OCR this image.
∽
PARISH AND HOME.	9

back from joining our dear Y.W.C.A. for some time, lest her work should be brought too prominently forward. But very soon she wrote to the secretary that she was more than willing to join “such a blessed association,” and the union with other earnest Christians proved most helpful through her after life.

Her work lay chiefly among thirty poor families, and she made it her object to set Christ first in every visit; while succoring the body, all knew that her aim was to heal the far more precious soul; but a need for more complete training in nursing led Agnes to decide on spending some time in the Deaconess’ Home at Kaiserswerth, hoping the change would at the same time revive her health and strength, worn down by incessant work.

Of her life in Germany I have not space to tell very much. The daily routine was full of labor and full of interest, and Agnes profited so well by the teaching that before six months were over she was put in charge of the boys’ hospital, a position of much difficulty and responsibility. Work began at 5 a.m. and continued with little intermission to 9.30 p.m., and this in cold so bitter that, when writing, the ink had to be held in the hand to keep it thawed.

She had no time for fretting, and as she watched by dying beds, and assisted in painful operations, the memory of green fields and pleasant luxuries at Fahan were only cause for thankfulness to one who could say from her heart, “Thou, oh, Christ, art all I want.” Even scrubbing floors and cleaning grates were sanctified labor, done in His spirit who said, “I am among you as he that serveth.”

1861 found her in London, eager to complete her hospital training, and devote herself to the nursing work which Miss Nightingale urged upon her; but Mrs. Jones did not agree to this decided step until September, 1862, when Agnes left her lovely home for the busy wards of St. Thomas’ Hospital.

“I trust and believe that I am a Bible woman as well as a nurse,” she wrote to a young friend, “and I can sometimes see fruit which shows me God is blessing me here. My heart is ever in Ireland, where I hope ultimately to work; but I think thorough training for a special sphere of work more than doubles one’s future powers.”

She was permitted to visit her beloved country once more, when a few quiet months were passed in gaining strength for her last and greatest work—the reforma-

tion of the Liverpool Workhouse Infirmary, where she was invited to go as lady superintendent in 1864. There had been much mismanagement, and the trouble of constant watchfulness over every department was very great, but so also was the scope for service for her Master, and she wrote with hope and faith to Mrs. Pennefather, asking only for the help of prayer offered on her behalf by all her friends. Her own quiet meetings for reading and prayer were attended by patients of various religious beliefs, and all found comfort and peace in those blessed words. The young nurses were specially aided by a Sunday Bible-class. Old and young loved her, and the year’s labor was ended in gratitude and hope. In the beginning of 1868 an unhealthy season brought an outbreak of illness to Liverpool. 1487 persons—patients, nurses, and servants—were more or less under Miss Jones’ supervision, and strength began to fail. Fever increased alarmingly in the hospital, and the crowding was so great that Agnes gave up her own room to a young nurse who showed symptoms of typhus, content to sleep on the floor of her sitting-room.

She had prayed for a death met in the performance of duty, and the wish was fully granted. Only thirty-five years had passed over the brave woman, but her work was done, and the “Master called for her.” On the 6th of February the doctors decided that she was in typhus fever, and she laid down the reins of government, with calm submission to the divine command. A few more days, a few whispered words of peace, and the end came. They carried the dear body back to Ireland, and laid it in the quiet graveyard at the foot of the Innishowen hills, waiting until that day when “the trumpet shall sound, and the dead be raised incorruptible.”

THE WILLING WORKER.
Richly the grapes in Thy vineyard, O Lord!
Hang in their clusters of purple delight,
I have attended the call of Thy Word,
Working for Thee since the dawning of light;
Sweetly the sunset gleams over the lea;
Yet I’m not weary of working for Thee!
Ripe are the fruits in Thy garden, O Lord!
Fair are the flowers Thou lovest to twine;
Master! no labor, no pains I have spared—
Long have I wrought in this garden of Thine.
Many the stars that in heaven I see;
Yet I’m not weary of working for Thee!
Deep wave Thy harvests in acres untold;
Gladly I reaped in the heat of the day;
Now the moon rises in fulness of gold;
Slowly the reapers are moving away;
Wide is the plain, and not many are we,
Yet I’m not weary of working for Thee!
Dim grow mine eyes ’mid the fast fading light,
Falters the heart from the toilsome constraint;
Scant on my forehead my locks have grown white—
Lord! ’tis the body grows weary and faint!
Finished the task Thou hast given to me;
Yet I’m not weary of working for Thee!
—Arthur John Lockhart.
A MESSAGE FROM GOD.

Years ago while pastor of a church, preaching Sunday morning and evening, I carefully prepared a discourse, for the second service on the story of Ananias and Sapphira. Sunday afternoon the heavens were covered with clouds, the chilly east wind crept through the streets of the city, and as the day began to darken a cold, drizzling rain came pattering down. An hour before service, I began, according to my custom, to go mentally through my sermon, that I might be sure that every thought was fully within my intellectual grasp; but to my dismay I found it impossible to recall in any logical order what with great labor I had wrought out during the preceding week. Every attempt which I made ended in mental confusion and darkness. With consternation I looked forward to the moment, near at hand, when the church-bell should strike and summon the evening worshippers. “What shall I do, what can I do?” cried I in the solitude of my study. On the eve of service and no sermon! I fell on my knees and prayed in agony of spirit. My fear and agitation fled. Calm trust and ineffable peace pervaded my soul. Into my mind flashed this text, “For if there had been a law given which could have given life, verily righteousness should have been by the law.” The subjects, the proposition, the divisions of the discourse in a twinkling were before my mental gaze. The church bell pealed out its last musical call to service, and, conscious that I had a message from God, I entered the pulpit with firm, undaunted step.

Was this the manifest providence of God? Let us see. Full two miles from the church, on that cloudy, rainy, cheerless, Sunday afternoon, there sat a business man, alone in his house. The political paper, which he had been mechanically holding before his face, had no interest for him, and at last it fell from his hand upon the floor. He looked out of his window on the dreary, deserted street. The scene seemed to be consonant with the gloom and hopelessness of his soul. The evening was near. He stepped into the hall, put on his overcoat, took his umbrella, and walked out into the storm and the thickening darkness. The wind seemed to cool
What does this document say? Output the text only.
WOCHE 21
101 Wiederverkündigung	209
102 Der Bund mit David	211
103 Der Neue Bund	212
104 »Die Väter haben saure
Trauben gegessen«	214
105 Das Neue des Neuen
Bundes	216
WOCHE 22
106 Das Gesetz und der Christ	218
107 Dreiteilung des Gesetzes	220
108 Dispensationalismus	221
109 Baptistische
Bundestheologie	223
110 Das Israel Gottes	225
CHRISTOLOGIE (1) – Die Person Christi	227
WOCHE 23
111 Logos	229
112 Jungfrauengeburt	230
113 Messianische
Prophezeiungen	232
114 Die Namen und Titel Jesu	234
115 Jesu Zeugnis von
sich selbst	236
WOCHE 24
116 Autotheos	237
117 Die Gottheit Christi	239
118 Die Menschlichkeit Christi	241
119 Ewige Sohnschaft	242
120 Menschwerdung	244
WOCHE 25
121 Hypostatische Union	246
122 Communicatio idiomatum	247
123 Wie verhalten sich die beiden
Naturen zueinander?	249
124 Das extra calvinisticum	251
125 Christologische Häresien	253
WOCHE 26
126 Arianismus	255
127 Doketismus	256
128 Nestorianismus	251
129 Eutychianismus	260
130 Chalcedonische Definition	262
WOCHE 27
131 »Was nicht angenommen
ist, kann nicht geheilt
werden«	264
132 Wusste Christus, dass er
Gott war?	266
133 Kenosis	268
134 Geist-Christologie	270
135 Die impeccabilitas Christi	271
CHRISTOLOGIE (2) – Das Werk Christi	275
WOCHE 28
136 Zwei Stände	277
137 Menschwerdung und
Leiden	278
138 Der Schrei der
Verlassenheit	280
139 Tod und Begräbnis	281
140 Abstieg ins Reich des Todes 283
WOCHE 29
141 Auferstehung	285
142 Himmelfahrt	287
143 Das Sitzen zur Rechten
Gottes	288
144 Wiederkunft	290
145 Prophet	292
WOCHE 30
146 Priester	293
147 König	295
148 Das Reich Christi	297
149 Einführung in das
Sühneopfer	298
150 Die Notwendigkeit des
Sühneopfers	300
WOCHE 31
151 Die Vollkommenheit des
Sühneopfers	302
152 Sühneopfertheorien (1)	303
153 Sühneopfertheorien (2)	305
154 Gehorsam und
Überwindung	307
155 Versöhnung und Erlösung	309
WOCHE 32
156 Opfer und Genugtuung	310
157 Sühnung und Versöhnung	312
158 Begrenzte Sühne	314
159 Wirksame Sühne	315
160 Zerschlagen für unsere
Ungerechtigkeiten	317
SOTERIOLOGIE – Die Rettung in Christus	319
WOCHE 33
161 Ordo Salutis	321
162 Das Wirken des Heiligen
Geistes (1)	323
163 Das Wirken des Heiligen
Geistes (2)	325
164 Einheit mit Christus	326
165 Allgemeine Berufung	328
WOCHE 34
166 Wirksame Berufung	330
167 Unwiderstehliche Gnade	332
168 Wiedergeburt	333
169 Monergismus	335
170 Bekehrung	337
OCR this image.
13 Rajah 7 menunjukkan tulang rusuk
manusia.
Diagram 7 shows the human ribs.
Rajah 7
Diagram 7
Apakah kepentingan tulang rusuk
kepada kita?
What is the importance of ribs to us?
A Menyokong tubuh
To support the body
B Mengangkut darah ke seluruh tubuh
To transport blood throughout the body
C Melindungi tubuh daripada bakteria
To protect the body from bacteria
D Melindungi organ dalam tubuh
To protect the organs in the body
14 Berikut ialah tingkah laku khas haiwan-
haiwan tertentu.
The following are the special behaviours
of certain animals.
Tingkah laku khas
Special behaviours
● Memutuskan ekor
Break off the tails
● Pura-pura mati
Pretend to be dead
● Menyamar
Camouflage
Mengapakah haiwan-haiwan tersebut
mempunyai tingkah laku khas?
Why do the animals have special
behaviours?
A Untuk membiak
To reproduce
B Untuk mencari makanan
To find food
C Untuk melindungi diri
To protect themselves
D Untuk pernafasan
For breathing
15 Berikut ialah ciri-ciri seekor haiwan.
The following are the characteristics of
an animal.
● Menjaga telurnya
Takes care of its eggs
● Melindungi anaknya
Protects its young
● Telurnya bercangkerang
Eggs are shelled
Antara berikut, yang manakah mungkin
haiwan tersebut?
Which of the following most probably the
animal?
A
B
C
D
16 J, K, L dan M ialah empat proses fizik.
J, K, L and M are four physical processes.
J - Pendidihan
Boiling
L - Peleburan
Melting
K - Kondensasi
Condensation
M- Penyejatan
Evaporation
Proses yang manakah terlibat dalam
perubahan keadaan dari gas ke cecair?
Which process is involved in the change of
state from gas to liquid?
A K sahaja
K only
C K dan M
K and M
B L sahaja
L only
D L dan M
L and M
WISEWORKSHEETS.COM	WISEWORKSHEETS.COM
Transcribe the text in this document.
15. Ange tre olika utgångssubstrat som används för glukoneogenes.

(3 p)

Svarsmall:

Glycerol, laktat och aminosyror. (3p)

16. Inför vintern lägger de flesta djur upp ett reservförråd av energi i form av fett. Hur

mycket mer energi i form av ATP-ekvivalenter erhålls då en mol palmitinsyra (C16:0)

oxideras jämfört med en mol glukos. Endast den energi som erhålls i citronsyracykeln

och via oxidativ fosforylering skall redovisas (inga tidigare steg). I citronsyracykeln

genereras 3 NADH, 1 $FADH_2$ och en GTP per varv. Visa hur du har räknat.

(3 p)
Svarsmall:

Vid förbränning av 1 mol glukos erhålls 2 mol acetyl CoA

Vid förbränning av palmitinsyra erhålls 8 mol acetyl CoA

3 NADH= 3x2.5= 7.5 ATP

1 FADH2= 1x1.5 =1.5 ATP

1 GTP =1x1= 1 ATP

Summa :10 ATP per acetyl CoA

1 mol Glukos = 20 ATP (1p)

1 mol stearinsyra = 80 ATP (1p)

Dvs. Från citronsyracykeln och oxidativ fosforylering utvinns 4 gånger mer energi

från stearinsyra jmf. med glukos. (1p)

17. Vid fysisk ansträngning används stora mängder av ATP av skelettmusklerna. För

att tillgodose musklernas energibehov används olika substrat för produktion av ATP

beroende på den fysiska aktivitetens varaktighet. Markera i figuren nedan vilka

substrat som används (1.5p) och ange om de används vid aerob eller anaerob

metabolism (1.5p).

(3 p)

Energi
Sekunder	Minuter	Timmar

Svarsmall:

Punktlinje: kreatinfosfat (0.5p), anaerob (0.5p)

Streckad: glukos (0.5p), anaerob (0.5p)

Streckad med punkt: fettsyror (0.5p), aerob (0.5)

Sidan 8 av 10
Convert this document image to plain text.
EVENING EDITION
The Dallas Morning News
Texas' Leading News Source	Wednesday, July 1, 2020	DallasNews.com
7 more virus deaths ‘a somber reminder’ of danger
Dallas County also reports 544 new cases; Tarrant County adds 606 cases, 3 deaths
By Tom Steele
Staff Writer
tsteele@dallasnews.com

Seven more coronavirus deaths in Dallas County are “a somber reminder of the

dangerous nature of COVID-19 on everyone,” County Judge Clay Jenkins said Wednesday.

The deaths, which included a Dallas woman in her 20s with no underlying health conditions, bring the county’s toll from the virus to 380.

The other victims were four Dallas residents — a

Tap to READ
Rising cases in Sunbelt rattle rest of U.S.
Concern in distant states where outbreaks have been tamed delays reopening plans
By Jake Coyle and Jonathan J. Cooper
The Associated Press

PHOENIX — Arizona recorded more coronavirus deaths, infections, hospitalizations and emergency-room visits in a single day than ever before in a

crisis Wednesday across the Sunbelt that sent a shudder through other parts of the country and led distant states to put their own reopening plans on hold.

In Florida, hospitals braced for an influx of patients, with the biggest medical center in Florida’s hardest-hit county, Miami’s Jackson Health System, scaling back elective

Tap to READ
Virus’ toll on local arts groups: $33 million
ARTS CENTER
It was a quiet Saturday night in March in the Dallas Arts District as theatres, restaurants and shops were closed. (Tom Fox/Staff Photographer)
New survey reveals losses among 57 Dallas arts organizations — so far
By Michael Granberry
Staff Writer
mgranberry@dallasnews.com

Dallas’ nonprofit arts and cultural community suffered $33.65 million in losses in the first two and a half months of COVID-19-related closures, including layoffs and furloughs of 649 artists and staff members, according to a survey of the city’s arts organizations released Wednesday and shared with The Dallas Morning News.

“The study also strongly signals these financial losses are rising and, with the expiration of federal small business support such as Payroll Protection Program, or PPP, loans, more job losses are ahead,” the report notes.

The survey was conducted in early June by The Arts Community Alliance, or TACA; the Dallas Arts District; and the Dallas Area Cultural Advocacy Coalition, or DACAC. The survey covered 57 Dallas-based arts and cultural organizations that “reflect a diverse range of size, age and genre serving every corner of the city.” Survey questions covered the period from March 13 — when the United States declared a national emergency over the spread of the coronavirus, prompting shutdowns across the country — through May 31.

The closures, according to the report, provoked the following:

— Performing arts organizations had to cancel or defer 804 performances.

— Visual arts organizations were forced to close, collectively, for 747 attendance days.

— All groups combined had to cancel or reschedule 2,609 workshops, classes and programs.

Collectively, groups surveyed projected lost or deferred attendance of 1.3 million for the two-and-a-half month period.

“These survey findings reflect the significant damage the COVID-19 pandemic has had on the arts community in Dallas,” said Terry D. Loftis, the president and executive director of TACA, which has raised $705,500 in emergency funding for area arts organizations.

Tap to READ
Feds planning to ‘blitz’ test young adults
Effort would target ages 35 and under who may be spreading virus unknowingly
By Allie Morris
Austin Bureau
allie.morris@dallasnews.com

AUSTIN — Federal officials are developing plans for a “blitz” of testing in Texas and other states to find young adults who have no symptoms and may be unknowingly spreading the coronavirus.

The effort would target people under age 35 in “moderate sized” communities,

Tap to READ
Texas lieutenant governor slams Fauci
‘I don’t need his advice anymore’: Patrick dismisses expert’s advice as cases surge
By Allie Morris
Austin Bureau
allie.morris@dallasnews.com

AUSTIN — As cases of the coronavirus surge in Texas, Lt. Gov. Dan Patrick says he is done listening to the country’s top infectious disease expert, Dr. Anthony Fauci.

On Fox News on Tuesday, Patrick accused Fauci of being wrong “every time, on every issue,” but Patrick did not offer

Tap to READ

> WHAT YOU HAVE TO DO:
Exactly one number is the answer: how many lines in the data include the word "closures".

> TASK SOLUTION:
2